[Stored entries]
####################

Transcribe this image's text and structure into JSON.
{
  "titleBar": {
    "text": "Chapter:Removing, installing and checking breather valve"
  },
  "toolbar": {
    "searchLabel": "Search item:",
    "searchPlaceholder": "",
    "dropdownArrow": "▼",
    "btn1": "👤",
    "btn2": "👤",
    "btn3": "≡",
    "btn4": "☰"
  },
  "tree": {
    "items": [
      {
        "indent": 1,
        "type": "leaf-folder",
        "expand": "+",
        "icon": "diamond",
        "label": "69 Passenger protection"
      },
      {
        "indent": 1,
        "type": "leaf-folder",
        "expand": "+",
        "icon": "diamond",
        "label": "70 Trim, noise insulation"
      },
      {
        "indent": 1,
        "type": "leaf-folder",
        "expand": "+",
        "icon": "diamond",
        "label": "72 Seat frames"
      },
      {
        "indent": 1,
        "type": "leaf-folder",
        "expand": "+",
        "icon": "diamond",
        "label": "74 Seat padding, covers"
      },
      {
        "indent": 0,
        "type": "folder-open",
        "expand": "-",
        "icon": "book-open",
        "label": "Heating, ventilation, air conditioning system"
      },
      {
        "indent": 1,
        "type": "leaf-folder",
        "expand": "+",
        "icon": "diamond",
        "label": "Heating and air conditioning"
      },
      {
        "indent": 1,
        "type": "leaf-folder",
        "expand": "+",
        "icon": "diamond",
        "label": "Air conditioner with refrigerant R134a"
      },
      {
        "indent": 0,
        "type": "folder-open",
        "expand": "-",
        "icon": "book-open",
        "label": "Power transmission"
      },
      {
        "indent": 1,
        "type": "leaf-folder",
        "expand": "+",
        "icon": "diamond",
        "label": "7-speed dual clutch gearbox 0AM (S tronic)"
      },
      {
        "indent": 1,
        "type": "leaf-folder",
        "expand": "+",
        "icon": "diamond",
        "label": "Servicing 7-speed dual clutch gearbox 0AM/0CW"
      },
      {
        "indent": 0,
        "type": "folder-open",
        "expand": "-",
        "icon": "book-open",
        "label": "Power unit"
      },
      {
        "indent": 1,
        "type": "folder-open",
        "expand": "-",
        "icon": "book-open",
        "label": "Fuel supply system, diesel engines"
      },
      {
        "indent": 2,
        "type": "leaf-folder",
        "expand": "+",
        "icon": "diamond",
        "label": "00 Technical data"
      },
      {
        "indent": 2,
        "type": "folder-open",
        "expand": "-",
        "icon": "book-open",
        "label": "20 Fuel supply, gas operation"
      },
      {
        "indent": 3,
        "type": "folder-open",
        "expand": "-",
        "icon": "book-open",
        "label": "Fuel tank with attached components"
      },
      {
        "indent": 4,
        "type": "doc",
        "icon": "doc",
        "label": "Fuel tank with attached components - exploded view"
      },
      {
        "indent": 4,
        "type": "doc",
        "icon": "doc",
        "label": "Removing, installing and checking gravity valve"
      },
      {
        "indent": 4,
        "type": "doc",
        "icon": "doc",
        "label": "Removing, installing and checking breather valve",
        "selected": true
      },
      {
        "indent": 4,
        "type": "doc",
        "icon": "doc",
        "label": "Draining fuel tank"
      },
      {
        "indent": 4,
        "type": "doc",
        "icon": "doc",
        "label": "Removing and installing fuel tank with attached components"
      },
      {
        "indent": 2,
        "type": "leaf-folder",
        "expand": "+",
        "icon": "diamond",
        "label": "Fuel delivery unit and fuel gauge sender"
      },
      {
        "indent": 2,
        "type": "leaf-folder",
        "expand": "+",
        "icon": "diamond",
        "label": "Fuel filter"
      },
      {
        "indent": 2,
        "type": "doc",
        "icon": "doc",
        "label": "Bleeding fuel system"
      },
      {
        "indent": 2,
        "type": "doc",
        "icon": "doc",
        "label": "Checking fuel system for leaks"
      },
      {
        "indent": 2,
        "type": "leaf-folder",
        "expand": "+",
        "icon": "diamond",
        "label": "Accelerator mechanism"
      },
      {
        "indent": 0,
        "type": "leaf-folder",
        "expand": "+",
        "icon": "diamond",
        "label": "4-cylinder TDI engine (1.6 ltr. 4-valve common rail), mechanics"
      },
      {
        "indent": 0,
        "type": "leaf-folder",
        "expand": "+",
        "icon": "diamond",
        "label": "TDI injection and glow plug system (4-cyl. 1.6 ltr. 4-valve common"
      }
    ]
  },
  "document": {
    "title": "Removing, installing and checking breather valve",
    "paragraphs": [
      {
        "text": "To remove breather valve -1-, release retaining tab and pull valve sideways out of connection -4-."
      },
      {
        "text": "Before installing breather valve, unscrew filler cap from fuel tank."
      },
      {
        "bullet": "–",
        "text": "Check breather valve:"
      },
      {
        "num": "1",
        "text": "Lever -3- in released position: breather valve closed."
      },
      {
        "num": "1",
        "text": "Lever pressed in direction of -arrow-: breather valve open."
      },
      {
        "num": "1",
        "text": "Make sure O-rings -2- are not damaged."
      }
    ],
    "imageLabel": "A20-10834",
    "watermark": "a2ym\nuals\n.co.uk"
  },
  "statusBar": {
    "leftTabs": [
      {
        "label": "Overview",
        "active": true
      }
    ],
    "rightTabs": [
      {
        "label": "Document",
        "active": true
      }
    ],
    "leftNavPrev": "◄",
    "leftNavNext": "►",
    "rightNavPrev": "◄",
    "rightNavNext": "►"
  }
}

####################

#### [AIM]
Copy out each line of the data containing the string "unit".

#### [FINISHED TASK]
        "label": "Power unit"
        "label": "Fuel delivery unit and fuel gauge sender"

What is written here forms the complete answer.